Exercise details:
Each line containing the word "label" needs to be copied.

** Start **

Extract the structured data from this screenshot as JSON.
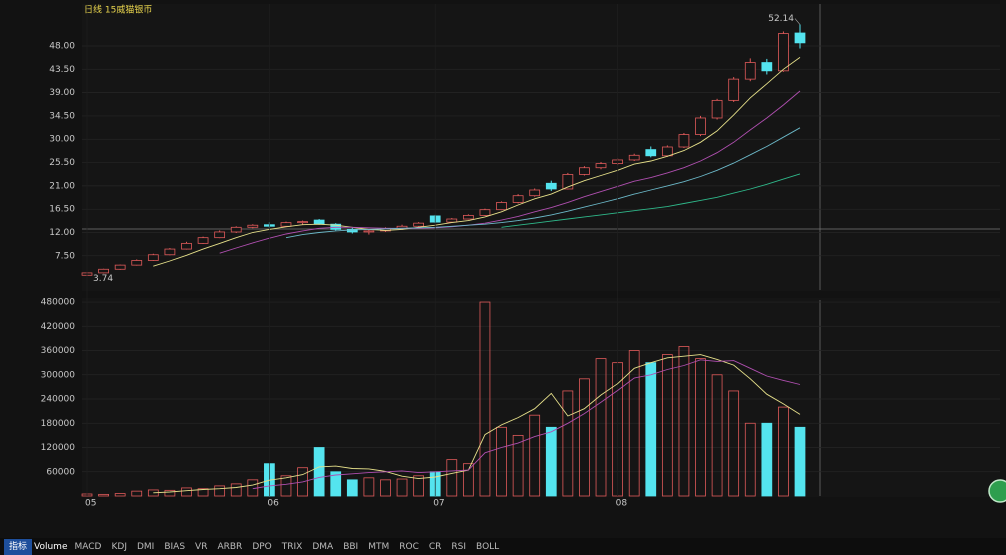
{
  "chart_data": [
    {
      "type": "candlestick",
      "title": "日线 15威猫银币",
      "open": [
        3.74,
        4.2,
        4.9,
        5.7,
        6.6,
        7.7,
        8.8,
        9.9,
        11.0,
        12.1,
        13.0,
        13.5,
        13.2,
        13.9,
        14.4,
        13.6,
        12.6,
        12.1,
        12.3,
        12.8,
        13.2,
        15.2,
        14.0,
        14.6,
        15.3,
        16.4,
        17.8,
        19.1,
        21.5,
        20.4,
        23.2,
        24.5,
        25.3,
        26.0,
        28.0,
        26.8,
        28.5,
        30.9,
        34.1,
        37.5,
        41.6,
        44.8,
        43.2,
        50.5
      ],
      "high": [
        4.3,
        5.0,
        5.8,
        6.8,
        7.9,
        9.0,
        10.2,
        11.2,
        12.4,
        13.2,
        13.6,
        14.0,
        14.1,
        14.3,
        14.6,
        13.8,
        12.9,
        12.5,
        13.0,
        13.5,
        14.0,
        15.4,
        14.8,
        15.5,
        16.6,
        18.0,
        19.4,
        20.5,
        22.0,
        23.5,
        24.8,
        25.6,
        26.3,
        27.2,
        28.6,
        28.8,
        31.2,
        34.5,
        37.8,
        42.0,
        45.6,
        45.5,
        50.8,
        52.14
      ],
      "low": [
        3.74,
        4.1,
        4.8,
        5.6,
        6.5,
        7.6,
        8.7,
        9.8,
        10.9,
        11.9,
        12.8,
        12.9,
        13.1,
        13.5,
        13.5,
        12.4,
        11.8,
        11.6,
        12.1,
        12.6,
        13.0,
        13.8,
        13.9,
        14.5,
        15.2,
        16.3,
        17.6,
        18.9,
        20.0,
        20.3,
        23.0,
        24.2,
        25.0,
        25.8,
        26.5,
        26.6,
        28.3,
        30.6,
        33.8,
        37.2,
        41.2,
        42.5,
        43.0,
        47.5
      ],
      "close": [
        4.2,
        4.9,
        5.7,
        6.6,
        7.7,
        8.8,
        9.9,
        11.0,
        12.1,
        13.0,
        13.4,
        13.2,
        13.9,
        14.1,
        13.6,
        12.6,
        12.1,
        12.3,
        12.8,
        13.2,
        13.8,
        14.0,
        14.6,
        15.3,
        16.4,
        17.8,
        19.1,
        20.2,
        20.4,
        23.2,
        24.5,
        25.3,
        26.0,
        26.9,
        26.8,
        28.5,
        30.9,
        34.1,
        37.5,
        41.6,
        44.8,
        43.2,
        50.4,
        48.6
      ],
      "up_color": "#e05a5a",
      "down_color": "#54e4ef",
      "series": [
        {
          "color": "#e6e08a",
          "values": [
            null,
            null,
            null,
            null,
            5.5,
            6.5,
            7.6,
            8.8,
            9.9,
            11.0,
            12.0,
            12.6,
            13.1,
            13.5,
            13.6,
            13.4,
            13.0,
            12.6,
            12.4,
            12.6,
            13.0,
            13.4,
            13.9,
            14.3,
            15.0,
            16.0,
            17.3,
            18.5,
            19.4,
            20.8,
            22.0,
            23.0,
            24.0,
            25.2,
            25.8,
            26.7,
            27.8,
            29.4,
            31.6,
            34.7,
            38.0,
            40.7,
            43.5,
            45.8
          ]
        },
        {
          "color": "#b04fb0",
          "values": [
            null,
            null,
            null,
            null,
            null,
            null,
            null,
            null,
            8.0,
            9.0,
            10.0,
            10.9,
            11.7,
            12.3,
            12.8,
            13.0,
            13.0,
            12.9,
            12.8,
            12.8,
            12.8,
            12.9,
            13.1,
            13.4,
            13.8,
            14.4,
            15.1,
            16.0,
            16.8,
            17.8,
            18.9,
            19.9,
            20.9,
            21.9,
            22.6,
            23.5,
            24.5,
            25.8,
            27.4,
            29.4,
            31.8,
            34.1,
            36.6,
            39.3
          ]
        },
        {
          "color": "#6cb9c9",
          "values": [
            null,
            null,
            null,
            null,
            null,
            null,
            null,
            null,
            null,
            null,
            null,
            null,
            11.0,
            11.6,
            12.0,
            12.3,
            12.5,
            12.6,
            12.7,
            12.8,
            12.9,
            13.0,
            13.2,
            13.4,
            13.6,
            13.9,
            14.3,
            14.8,
            15.4,
            16.1,
            16.9,
            17.7,
            18.5,
            19.4,
            20.2,
            21.0,
            21.8,
            22.8,
            24.0,
            25.4,
            27.0,
            28.6,
            30.4,
            32.2
          ]
        },
        {
          "color": "#2fb88a",
          "values": [
            null,
            null,
            null,
            null,
            null,
            null,
            null,
            null,
            null,
            null,
            null,
            null,
            null,
            null,
            null,
            null,
            null,
            null,
            null,
            null,
            null,
            null,
            null,
            null,
            null,
            13.0,
            13.4,
            13.8,
            14.2,
            14.6,
            15.0,
            15.4,
            15.8,
            16.2,
            16.6,
            17.0,
            17.6,
            18.2,
            18.8,
            19.6,
            20.4,
            21.3,
            22.3,
            23.3
          ]
        }
      ],
      "annotations": [
        52.14,
        3.74
      ],
      "ylim": [
        0.9,
        56.1
      ],
      "yticks": [
        {
          "value": 7.5,
          "label": "7.50"
        },
        {
          "value": 12,
          "label": "12.00"
        },
        {
          "value": 16.5,
          "label": "16.50"
        },
        {
          "value": 21,
          "label": "21.00"
        },
        {
          "value": 25.5,
          "label": "25.50"
        },
        {
          "value": 30,
          "label": "30.00"
        },
        {
          "value": 34.5,
          "label": "34.50"
        },
        {
          "value": 39,
          "label": "39.00"
        },
        {
          "value": 43.5,
          "label": "43.50"
        },
        {
          "value": 48,
          "label": "48.00"
        }
      ],
      "grid": true
    },
    {
      "type": "bar",
      "categories": [
        "05",
        null,
        null,
        null,
        null,
        null,
        null,
        null,
        null,
        null,
        null,
        "06",
        null,
        null,
        null,
        null,
        null,
        null,
        null,
        null,
        null,
        "07",
        null,
        null,
        null,
        null,
        null,
        null,
        null,
        null,
        null,
        null,
        "08",
        null,
        null,
        null,
        null,
        null,
        null,
        null,
        null,
        null,
        null,
        null
      ],
      "values": [
        5000,
        4000,
        6000,
        12000,
        15000,
        14000,
        20000,
        18000,
        25000,
        30000,
        40000,
        80000,
        50000,
        70000,
        120000,
        60000,
        40000,
        45000,
        40000,
        42000,
        50000,
        60000,
        90000,
        80000,
        480000,
        170000,
        150000,
        200000,
        170000,
        260000,
        290000,
        340000,
        330000,
        360000,
        330000,
        350000,
        370000,
        340000,
        300000,
        260000,
        180000,
        180000,
        220000,
        170000
      ],
      "series": [
        {
          "color": "#e6e08a",
          "values": [
            null,
            null,
            null,
            null,
            8000,
            10000,
            13000,
            16000,
            18000,
            21000,
            27000,
            39000,
            45000,
            53000,
            72000,
            74000,
            68000,
            67000,
            61000,
            49000,
            43000,
            47000,
            56000,
            64000,
            152000,
            176000,
            194000,
            216000,
            254000,
            198000,
            216000,
            250000,
            278000,
            316000,
            330000,
            342000,
            346000,
            350000,
            338000,
            324000,
            290000,
            252000,
            228000,
            202000
          ]
        },
        {
          "color": "#b04fb0",
          "values": [
            null,
            null,
            null,
            null,
            null,
            null,
            null,
            null,
            null,
            null,
            18000,
            25000,
            29000,
            35000,
            46000,
            52000,
            55000,
            58000,
            60000,
            62000,
            58000,
            60000,
            62000,
            64000,
            107000,
            120000,
            131000,
            147000,
            159000,
            180000,
            204000,
            232000,
            261000,
            292000,
            300000,
            313000,
            323000,
            337000,
            333000,
            335000,
            316000,
            297000,
            286000,
            276000
          ]
        }
      ],
      "ylim": [
        0,
        490000
      ],
      "yticks": [
        60000,
        120000,
        180000,
        240000,
        300000,
        360000,
        420000,
        480000
      ],
      "grid": true
    }
  ],
  "tabs": [
    "指标",
    "Volume",
    "MACD",
    "KDJ",
    "DMI",
    "BIAS",
    "VR",
    "ARBR",
    "DPO",
    "TRIX",
    "DMA",
    "BBI",
    "MTM",
    "ROC",
    "CR",
    "RSI",
    "BOLL"
  ]
}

** End **

Solution for this problem:
          "label": "7.50"
          "label": "12.00"
          "label": "16.50"
          "label": "21.00"
          "label": "25.50"
          "label": "30.00"
          "label": "34.50"
          "label": "39.00"
          "label": "43.50"
          "label": "48.00"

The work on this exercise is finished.